• Working data:
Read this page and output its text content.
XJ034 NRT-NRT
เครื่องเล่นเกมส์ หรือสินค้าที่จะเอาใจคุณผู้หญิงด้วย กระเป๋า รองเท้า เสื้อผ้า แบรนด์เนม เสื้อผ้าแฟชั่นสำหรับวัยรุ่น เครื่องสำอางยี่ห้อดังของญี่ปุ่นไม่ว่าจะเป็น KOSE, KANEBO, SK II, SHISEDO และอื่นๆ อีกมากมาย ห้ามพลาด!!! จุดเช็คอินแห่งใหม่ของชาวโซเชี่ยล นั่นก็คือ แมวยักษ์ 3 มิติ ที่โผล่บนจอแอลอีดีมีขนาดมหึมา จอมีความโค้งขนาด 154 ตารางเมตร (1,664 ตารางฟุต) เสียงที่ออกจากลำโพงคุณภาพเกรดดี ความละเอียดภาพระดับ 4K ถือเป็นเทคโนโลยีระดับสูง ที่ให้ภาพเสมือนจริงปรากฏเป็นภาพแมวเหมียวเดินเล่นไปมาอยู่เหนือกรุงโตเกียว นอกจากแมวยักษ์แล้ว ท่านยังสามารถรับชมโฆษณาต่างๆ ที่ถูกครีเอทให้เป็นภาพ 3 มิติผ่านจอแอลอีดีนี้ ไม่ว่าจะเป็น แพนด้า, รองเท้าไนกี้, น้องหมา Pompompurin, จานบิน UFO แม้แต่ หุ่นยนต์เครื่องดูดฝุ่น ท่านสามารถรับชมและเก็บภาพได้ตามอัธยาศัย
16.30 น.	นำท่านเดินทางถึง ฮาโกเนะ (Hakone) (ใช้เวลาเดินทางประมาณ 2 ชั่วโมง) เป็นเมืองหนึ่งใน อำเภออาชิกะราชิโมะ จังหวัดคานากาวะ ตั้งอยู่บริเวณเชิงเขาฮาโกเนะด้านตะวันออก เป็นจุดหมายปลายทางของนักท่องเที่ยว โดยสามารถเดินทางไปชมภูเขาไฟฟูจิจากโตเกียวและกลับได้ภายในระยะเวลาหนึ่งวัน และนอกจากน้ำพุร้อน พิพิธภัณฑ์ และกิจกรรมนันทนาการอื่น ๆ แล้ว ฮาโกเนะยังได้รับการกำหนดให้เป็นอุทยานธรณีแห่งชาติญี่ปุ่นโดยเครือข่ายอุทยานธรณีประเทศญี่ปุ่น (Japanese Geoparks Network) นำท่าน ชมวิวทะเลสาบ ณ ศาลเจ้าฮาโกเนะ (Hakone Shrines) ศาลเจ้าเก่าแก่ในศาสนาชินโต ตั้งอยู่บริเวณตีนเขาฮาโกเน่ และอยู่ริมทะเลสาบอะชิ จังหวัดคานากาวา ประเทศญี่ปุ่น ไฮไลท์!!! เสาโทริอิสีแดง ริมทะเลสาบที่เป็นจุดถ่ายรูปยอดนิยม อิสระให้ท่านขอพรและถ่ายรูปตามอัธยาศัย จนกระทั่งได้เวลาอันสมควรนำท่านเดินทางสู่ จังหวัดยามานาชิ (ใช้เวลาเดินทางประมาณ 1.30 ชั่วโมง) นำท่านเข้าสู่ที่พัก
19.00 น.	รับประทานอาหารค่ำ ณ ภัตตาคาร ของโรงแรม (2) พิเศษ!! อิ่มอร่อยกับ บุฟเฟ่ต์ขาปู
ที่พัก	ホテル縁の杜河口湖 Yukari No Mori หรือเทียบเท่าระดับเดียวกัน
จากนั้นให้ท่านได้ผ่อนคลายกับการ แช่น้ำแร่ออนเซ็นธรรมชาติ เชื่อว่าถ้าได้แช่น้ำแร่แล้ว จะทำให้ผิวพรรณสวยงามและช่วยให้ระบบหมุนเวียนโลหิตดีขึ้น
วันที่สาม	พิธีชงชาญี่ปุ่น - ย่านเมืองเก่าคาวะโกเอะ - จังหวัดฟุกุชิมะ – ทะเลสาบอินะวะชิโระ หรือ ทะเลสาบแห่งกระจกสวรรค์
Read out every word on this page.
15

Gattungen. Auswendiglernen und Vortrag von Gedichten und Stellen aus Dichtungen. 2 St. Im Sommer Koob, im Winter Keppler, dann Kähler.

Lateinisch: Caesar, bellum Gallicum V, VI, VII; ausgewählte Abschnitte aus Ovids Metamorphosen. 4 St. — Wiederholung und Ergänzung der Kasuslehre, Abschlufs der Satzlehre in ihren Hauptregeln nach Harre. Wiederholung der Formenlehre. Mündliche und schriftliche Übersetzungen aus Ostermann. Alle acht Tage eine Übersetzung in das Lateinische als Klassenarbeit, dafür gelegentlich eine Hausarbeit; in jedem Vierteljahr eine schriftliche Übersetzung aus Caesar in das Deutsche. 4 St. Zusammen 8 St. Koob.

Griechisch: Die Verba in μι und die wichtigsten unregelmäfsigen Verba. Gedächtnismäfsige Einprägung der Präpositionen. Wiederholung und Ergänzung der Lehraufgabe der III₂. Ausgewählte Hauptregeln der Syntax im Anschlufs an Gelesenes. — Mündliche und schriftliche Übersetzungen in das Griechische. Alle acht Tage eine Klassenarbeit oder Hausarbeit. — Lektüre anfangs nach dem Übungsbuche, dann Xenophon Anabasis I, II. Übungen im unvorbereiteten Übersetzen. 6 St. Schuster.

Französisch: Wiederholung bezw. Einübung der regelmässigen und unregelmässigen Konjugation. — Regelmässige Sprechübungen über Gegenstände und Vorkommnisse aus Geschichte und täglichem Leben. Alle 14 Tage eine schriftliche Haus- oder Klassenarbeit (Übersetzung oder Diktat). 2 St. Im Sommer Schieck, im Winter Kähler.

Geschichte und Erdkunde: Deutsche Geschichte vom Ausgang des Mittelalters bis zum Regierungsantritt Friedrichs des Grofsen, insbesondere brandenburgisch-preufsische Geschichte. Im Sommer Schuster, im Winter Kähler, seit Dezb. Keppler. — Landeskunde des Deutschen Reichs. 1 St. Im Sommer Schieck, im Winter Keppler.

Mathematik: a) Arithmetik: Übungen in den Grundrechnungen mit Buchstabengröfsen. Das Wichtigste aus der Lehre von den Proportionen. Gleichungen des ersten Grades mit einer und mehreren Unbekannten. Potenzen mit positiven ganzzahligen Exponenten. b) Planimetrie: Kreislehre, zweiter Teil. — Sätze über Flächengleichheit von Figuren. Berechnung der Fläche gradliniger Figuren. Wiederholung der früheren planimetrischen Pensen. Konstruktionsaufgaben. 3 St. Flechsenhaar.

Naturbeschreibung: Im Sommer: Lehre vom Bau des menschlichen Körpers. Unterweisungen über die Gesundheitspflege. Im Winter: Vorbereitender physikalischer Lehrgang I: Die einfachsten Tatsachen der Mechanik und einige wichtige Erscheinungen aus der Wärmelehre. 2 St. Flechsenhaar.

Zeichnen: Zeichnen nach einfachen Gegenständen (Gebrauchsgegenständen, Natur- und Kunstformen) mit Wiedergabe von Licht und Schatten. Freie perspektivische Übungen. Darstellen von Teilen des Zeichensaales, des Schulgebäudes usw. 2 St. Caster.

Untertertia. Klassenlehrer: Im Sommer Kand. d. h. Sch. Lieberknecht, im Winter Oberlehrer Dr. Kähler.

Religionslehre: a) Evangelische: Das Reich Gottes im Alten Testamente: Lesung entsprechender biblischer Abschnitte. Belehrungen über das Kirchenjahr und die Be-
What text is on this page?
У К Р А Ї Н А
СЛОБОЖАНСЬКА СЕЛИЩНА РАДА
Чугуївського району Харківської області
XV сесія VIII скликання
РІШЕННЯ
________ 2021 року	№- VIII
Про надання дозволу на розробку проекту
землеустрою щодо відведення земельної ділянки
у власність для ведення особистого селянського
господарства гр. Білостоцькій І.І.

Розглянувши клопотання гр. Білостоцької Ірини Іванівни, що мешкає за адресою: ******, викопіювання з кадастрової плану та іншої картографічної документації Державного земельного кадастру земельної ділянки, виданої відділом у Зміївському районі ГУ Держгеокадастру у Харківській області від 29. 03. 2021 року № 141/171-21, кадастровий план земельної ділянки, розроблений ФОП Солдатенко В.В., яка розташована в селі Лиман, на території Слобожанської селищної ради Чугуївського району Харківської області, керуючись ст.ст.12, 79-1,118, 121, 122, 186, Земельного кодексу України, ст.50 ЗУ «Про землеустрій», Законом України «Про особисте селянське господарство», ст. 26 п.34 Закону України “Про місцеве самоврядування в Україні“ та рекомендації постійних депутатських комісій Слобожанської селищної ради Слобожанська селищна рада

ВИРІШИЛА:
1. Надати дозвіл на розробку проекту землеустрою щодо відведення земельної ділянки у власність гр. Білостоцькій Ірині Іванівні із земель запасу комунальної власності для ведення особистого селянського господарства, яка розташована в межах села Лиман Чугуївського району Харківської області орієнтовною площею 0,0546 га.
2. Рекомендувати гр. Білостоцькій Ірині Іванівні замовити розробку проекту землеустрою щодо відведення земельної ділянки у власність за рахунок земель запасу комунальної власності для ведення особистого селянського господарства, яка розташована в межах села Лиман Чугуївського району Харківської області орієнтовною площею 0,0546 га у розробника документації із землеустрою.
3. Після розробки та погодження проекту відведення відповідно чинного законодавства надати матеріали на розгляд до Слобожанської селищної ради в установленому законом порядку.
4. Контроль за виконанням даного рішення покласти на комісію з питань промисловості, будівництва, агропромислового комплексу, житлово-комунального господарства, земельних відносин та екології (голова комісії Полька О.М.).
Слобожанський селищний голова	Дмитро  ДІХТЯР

• What the task asks: Go through the entries above and copy every line containing "Abschnitte".

• Finished exercise:
Lateinisch: Caesar, bellum Gallicum V, VI, VII; ausgewählte Abschnitte aus Ovids Metamorphosen. 4 St. — Wiederholung und Ergänzung der Kasuslehre, Abschlufs der Satzlehre in ihren Hauptregeln nach Harre. Wiederholung der Formenlehre. Mündliche und schriftliche Übersetzungen aus Ostermann. Alle acht Tage eine Übersetzung in das Lateinische als Klassenarbeit, dafür gelegentlich eine Hausarbeit; in jedem Vierteljahr eine schriftliche Übersetzung aus Caesar in das Deutsche. 4 St. Zusammen 8 St. Koob.
Religionslehre: a) Evangelische: Das Reich Gottes im Alten Testamente: Lesung entsprechender biblischer Abschnitte. Belehrungen über das Kirchenjahr und die Be-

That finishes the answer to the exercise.